** Start of Records for this exercise **

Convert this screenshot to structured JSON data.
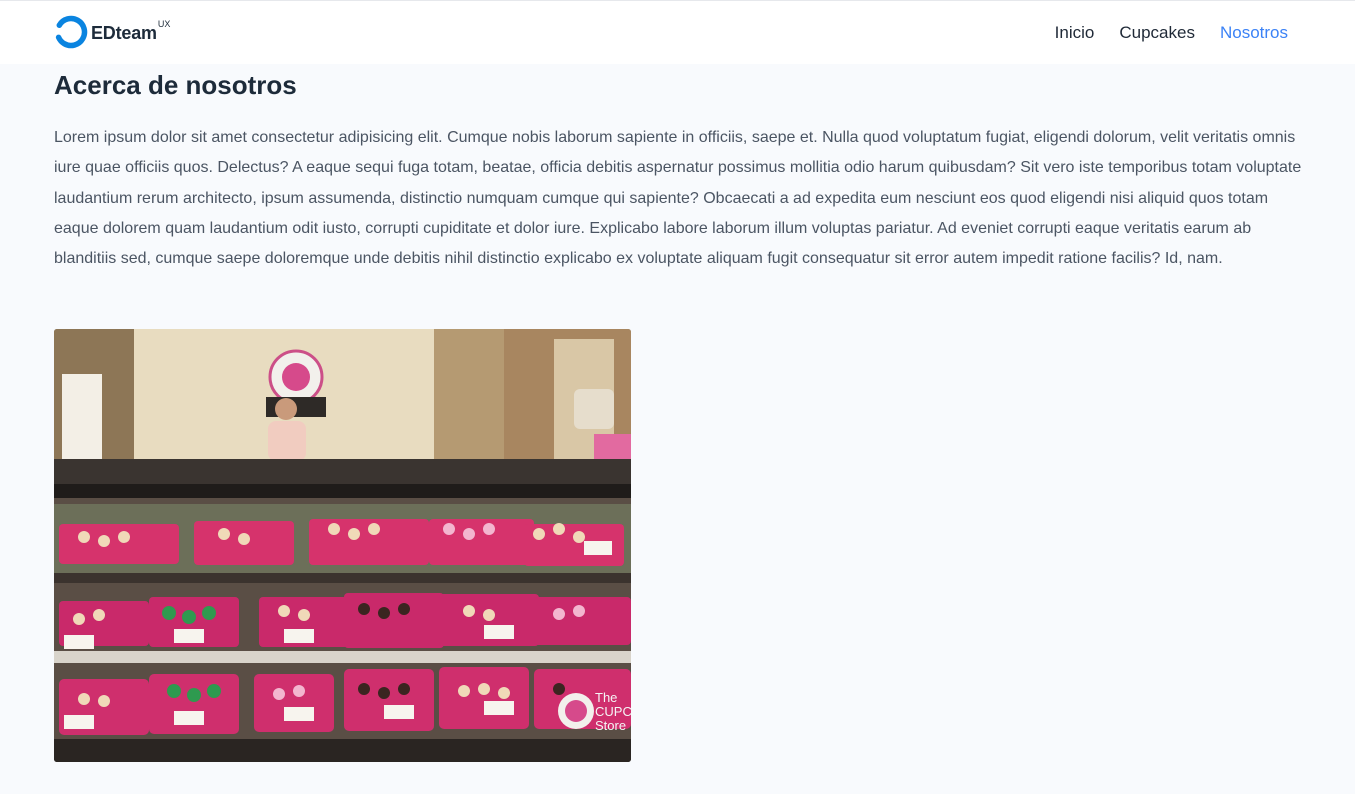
{
  "header": {
    "logo": {
      "text": "EDteam",
      "superscript": "UX"
    },
    "nav": [
      {
        "label": "Inicio",
        "active": false
      },
      {
        "label": "Cupcakes",
        "active": false
      },
      {
        "label": "Nosotros",
        "active": true
      }
    ]
  },
  "main": {
    "title": "Acerca de nosotros",
    "paragraph": "Lorem ipsum dolor sit amet consectetur adipisicing elit. Cumque nobis laborum sapiente in officiis, saepe et. Nulla quod voluptatum fugiat, eligendi dolorum, velit veritatis omnis iure quae officiis quos. Delectus? A eaque sequi fuga totam, beatae, officia debitis aspernatur possimus mollitia odio harum quibusdam? Sit vero iste temporibus totam voluptate laudantium rerum architecto, ipsum assumenda, distinctio numquam cumque qui sapiente? Obcaecati a ad expedita eum nesciunt eos quod eligendi nisi aliquid quos totam eaque dolorem quam laudantium odit iusto, corrupti cupiditate et dolor iure. Explicabo labore laborum illum voluptas pariatur. Ad eveniet corrupti eaque veritatis earum ab blanditiis sed, cumque saepe doloremque unde debitis nihil distinctio explicabo ex voluptate aliquam fugit consequatur sit error autem impedit ratione facilis? Id, nam.",
    "photo": {
      "watermark": [
        "The",
        "CUPCA",
        "Store"
      ]
    }
  },
  "colors": {
    "accent": "#3b82f6",
    "logo_ring": "#0a84e0",
    "text_dark": "#1d2b3a",
    "text_body": "#4b5563",
    "page_bg": "#f8fafd",
    "tray_pink": "#d6336c"
  }
}
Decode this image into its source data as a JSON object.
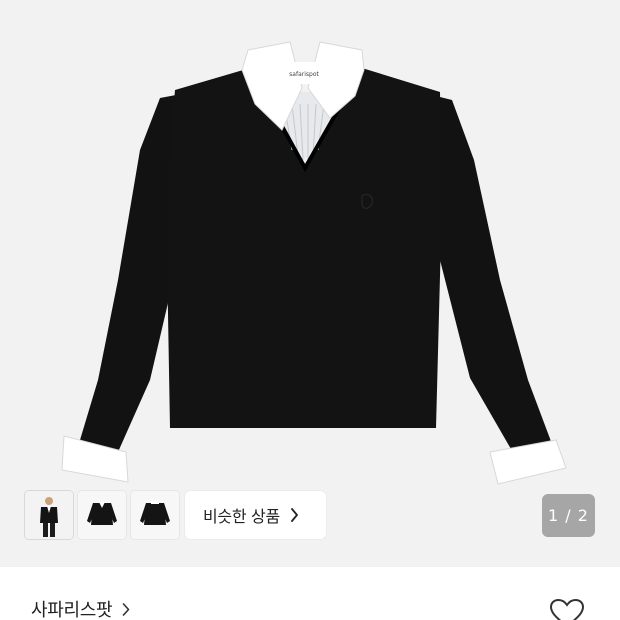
{
  "product": {
    "collar_logo": "safarispot",
    "image_count_label": "1 / 2"
  },
  "thumbnails": [
    {
      "name": "model-photo"
    },
    {
      "name": "front-view"
    },
    {
      "name": "back-view"
    }
  ],
  "similar_button": {
    "label": "비슷한 상품"
  },
  "brand": {
    "name": "사파리스팟"
  },
  "colors": {
    "hero_bg": "#f2f2f2",
    "sweater": "#111111",
    "collar": "#ffffff",
    "pager_bg": "#a6a6a6"
  },
  "icons": {
    "similar_chevron": "chevron-right-icon",
    "brand_chevron": "chevron-right-icon",
    "wishlist": "heart-outline-icon"
  }
}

** End of Records for this exercise **

Task instructions -
Repeat each record exactly as shown above, dropping all images.

Response to this task -
Convert this screenshot to structured JSON data.
{
  "header": {
    "logo": {
      "text": "EDteam",
      "superscript": "UX"
    },
    "nav": [
      {
        "label": "Inicio",
        "active": false
      },
      {
        "label": "Cupcakes",
        "active": false
      },
      {
        "label": "Nosotros",
        "active": true
      }
    ]
  },
  "main": {
    "title": "Acerca de nosotros",
    "paragraph": "Lorem ipsum dolor sit amet consectetur adipisicing elit. Cumque nobis laborum sapiente in officiis, saepe et. Nulla quod voluptatum fugiat, eligendi dolorum, velit veritatis omnis iure quae officiis quos. Delectus? A eaque sequi fuga totam, beatae, officia debitis aspernatur possimus mollitia odio harum quibusdam? Sit vero iste temporibus totam voluptate laudantium rerum architecto, ipsum assumenda, distinctio numquam cumque qui sapiente? Obcaecati a ad expedita eum nesciunt eos quod eligendi nisi aliquid quos totam eaque dolorem quam laudantium odit iusto, corrupti cupiditate et dolor iure. Explicabo labore laborum illum voluptas pariatur. Ad eveniet corrupti eaque veritatis earum ab blanditiis sed, cumque saepe doloremque unde debitis nihil distinctio explicabo ex voluptate aliquam fugit consequatur sit error autem impedit ratione facilis? Id, nam.",
    "photo": {
      "watermark": [
        "The",
        "CUPCA",
        "Store"
      ]
    }
  },
  "colors": {
    "accent": "#3b82f6",
    "logo_ring": "#0a84e0",
    "text_dark": "#1d2b3a",
    "text_body": "#4b5563",
    "page_bg": "#f8fafd",
    "tray_pink": "#d6336c"
  }
}
Decode this image into its source data as a JSON object.
{
  "product": {
    "collar_logo": "safarispot",
    "image_count_label": "1 / 2"
  },
  "thumbnails": [
    {
      "name": "model-photo"
    },
    {
      "name": "front-view"
    },
    {
      "name": "back-view"
    }
  ],
  "similar_button": {
    "label": "비슷한 상품"
  },
  "brand": {
    "name": "사파리스팟"
  },
  "colors": {
    "hero_bg": "#f2f2f2",
    "sweater": "#111111",
    "collar": "#ffffff",
    "pager_bg": "#a6a6a6"
  },
  "icons": {
    "similar_chevron": "chevron-right-icon",
    "brand_chevron": "chevron-right-icon",
    "wishlist": "heart-outline-icon"
  }
}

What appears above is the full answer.